■ **Goal**
Read the records below and copy each line that contains "dados".

■ **Supplied material**
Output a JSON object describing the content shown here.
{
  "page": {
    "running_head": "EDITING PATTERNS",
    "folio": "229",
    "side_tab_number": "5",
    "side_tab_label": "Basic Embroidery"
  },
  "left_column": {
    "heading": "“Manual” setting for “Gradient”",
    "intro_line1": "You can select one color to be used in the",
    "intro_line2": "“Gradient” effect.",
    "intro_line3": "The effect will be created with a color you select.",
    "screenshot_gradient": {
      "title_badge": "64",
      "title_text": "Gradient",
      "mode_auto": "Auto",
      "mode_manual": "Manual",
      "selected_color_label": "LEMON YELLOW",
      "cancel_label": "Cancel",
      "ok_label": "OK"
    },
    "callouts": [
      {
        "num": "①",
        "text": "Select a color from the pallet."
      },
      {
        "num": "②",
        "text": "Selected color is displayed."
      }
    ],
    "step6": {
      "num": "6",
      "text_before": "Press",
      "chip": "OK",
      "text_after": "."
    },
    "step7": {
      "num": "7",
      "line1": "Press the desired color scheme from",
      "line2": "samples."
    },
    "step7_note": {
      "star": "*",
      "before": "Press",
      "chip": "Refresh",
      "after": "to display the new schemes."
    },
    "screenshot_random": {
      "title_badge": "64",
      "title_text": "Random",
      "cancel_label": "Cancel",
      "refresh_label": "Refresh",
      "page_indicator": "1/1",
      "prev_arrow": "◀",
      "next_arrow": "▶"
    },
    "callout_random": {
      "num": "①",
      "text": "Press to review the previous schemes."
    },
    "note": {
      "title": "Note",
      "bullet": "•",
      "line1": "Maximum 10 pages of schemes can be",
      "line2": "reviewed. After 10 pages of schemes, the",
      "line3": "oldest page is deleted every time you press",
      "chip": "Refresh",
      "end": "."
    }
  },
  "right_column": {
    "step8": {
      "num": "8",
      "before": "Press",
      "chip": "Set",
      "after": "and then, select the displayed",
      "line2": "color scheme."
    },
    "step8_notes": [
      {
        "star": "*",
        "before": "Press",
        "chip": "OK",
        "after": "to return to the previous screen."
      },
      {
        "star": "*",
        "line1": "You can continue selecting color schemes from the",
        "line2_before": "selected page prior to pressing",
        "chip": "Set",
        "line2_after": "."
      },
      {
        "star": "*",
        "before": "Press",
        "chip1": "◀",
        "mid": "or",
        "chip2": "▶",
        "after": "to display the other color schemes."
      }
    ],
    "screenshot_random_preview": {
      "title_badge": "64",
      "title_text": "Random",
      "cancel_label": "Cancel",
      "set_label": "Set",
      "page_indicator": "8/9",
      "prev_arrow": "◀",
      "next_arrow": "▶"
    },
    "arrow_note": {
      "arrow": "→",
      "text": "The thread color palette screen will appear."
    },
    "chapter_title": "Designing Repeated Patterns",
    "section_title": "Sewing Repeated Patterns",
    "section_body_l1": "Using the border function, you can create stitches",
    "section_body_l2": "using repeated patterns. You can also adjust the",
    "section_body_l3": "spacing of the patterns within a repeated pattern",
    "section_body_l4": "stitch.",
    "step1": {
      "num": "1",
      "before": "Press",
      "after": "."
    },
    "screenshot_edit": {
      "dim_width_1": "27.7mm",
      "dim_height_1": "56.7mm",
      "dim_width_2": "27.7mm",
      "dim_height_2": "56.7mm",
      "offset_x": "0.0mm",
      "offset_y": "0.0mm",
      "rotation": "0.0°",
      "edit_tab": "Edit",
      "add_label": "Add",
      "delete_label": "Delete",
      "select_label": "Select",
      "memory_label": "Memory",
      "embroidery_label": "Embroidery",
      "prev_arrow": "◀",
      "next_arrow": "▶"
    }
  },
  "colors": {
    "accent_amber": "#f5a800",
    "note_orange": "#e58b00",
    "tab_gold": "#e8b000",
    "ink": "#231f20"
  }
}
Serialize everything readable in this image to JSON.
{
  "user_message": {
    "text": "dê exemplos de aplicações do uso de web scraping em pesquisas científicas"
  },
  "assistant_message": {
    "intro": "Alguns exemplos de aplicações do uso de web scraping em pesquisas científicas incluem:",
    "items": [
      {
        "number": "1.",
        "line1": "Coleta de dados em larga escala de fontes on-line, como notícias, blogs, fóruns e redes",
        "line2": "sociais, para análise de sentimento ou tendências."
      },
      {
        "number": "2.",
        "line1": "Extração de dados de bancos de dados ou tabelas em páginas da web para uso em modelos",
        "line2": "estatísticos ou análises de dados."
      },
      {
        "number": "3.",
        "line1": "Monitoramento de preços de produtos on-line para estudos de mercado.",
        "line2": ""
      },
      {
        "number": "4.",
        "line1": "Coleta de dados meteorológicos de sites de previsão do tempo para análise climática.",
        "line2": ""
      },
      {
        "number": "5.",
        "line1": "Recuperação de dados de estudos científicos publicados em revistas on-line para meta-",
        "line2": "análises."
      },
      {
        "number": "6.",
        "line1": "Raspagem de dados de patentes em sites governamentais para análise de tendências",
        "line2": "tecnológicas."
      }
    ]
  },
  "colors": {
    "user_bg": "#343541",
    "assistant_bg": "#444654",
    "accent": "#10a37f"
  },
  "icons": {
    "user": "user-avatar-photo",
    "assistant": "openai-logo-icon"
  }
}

==

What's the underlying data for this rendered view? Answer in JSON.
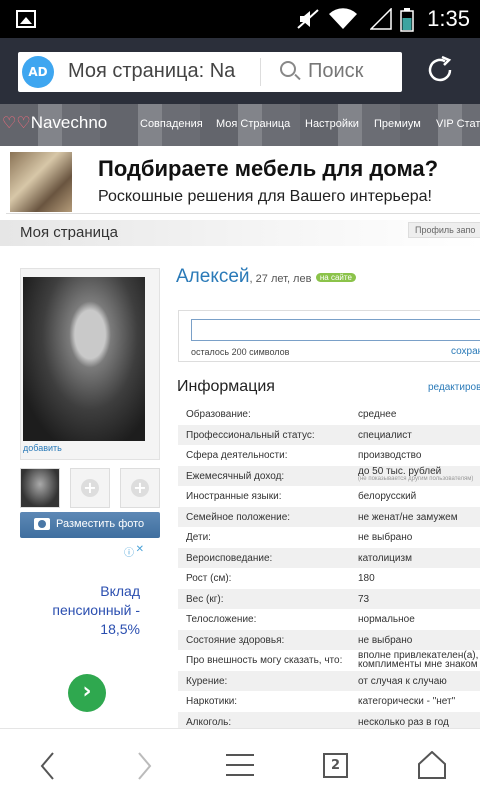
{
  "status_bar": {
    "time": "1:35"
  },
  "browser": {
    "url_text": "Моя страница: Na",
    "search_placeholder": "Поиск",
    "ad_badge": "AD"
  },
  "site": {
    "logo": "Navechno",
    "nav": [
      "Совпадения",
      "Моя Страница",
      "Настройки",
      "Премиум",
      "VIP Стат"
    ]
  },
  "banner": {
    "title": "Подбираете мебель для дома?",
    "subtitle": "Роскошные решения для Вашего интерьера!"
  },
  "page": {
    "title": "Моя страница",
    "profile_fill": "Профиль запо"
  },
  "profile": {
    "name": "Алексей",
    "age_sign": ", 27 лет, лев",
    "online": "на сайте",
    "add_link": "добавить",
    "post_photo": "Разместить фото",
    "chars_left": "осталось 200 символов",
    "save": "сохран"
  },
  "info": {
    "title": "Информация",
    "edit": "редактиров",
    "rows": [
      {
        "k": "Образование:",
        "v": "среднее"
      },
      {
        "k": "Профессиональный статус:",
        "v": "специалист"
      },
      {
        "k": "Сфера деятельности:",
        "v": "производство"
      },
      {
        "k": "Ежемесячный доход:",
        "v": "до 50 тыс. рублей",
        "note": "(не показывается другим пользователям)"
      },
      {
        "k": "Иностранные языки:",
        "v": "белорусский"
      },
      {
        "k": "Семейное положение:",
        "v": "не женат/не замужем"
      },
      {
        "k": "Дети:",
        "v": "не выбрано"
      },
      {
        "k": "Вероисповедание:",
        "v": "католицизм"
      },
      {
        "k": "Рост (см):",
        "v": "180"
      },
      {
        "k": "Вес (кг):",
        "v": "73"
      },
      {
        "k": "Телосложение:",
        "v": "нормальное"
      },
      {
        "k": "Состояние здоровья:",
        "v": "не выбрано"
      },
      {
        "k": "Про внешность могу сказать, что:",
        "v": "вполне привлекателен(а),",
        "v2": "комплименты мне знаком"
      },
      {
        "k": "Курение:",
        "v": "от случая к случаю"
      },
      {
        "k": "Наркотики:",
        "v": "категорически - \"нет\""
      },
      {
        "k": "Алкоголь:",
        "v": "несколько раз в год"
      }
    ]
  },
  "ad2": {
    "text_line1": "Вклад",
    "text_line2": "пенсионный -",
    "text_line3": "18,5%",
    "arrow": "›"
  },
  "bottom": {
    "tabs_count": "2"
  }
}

---

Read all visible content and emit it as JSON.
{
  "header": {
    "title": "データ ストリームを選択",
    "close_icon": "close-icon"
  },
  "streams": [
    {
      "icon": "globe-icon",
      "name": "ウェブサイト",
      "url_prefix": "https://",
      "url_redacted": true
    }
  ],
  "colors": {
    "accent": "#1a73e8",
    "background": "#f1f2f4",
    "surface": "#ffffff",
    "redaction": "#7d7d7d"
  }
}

■ **Answer for the task**
        "line1": "Coleta de dados em larga escala de fontes on-line, como notícias, blogs, fóruns e redes",
        "line1": "Extração de dados de bancos de dados ou tabelas em páginas da web para uso em modelos",
        "line2": "estatísticos ou análises de dados."
        "line1": "Coleta de dados meteorológicos de sites de previsão do tempo para análise climática.",
        "line1": "Recuperação de dados de estudos científicos publicados em revistas on-line para meta-",
        "line1": "Raspagem de dados de patentes em sites governamentais para análise de tendências",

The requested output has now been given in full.